** START Input material **
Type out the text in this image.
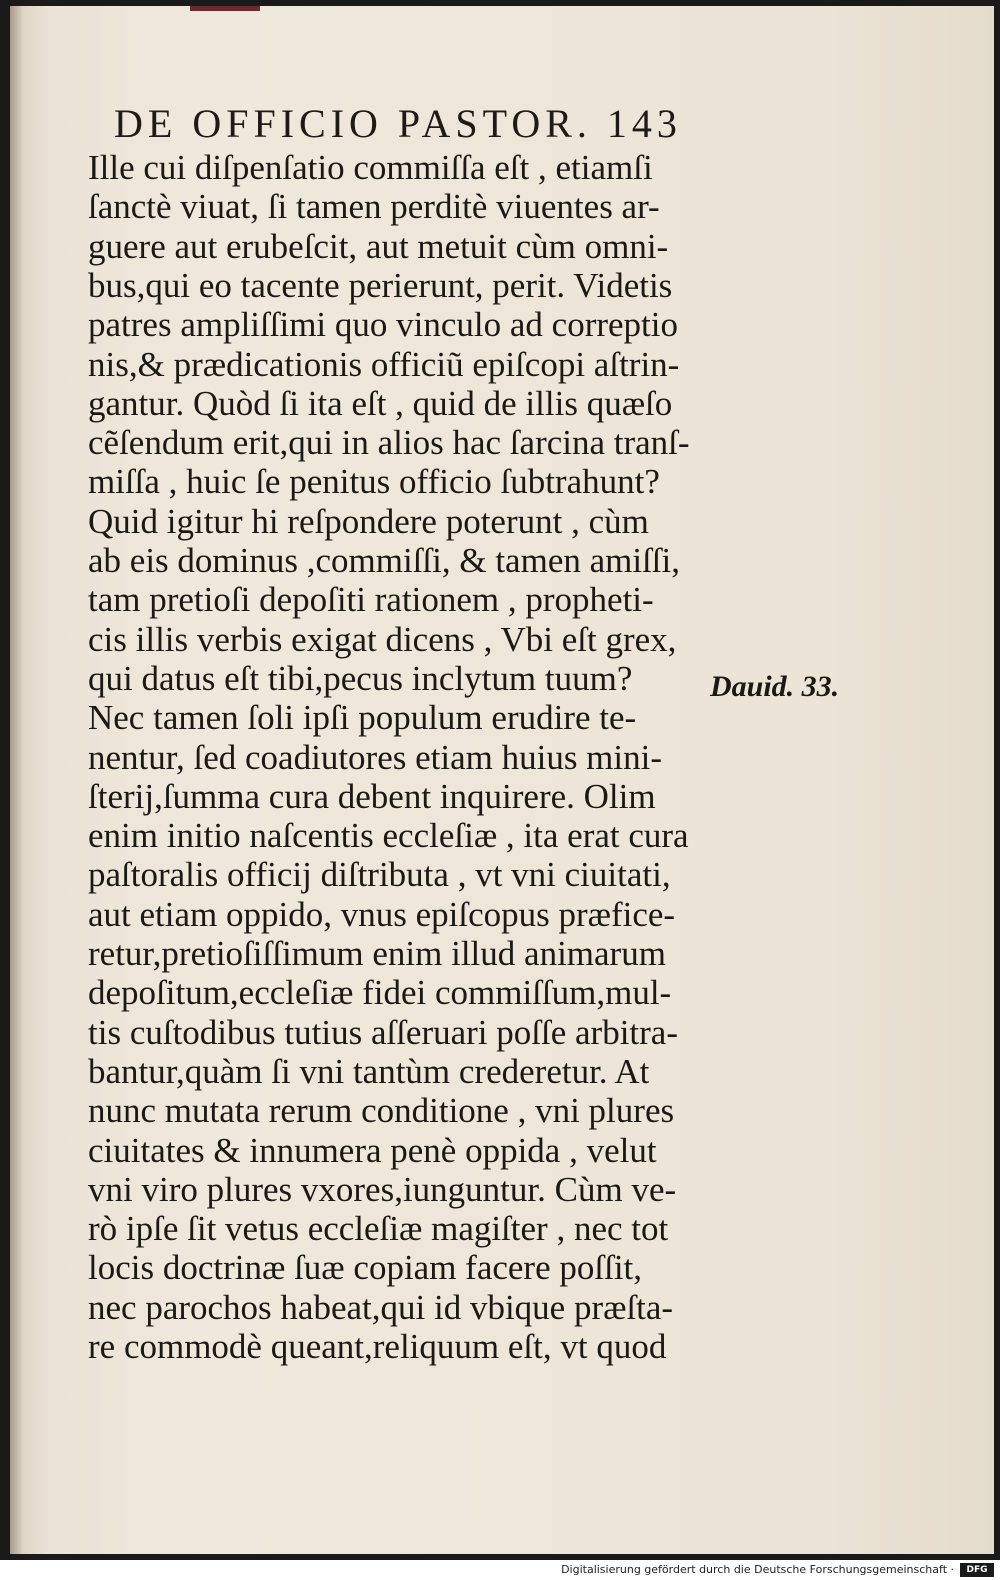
DE OFFICIO PASTOR. 143
Ille cui diſpenſatio commiſſa eſt , etiamſi
ſanctè viuat, ſi tamen perditè viuentes ar-
guere aut erubeſcit, aut metuit cùm omni-
bus,qui eo tacente perierunt, perit. Videtis
patres ampliſſimi quo vinculo ad correptio
nis,& prædicationis officiũ epiſcopi aſtrin-
gantur. Quòd ſi ita eſt , quid de illis quæſo
cẽſendum erit,qui in alios hac ſarcina tranſ-
miſſa , huic ſe penitus officio ſubtrahunt?
Quid igitur hi reſpondere poterunt , cùm
ab eis dominus ,commiſſi, & tamen amiſſi,
tam pretioſi depoſiti rationem , propheti-
cis illis verbis exigat dicens , Vbi eſt grex,
qui datus eſt tibi,pecus inclytum tuum?
Nec tamen ſoli ipſi populum erudire te-
nentur, ſed coadiutores etiam huius mini-
ſterij,ſumma cura debent inquirere. Olim
enim initio naſcentis eccleſiæ , ita erat cura
paſtoralis officij diſtributa , vt vni ciuitati,
aut etiam oppido, vnus epiſcopus præfice-
retur,pretioſiſſimum enim illud animarum
depoſitum,eccleſiæ fidei commiſſum,mul-
tis cuſtodibus tutius aſſeruari poſſe arbitra-
bantur,quàm ſi vni tantùm crederetur. At
nunc mutata rerum conditione , vni plures
ciuitates & innumera penè oppida , velut
vni viro plures vxores,iunguntur. Cùm ve-
rò ipſe ſit vetus eccleſiæ magiſter , nec tot
locis doctrinæ ſuæ copiam facere poſſit,
nec parochos habeat,qui id vbique præſta-
re commodè queant,reliquum eſt, vt quod
Dauid. 33.
Digitalisierung gefördert durch die Deutsche Forschungsgemeinschaft ·	DFG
** END Input material **
> **Task description**: Find the lines above holding the word "eccleſiæ" and show them.

> **Result**:
enim initio naſcentis eccleſiæ , ita erat cura
depoſitum,eccleſiæ fidei commiſſum,mul-
rò ipſe ſit vetus eccleſiæ magiſter , nec tot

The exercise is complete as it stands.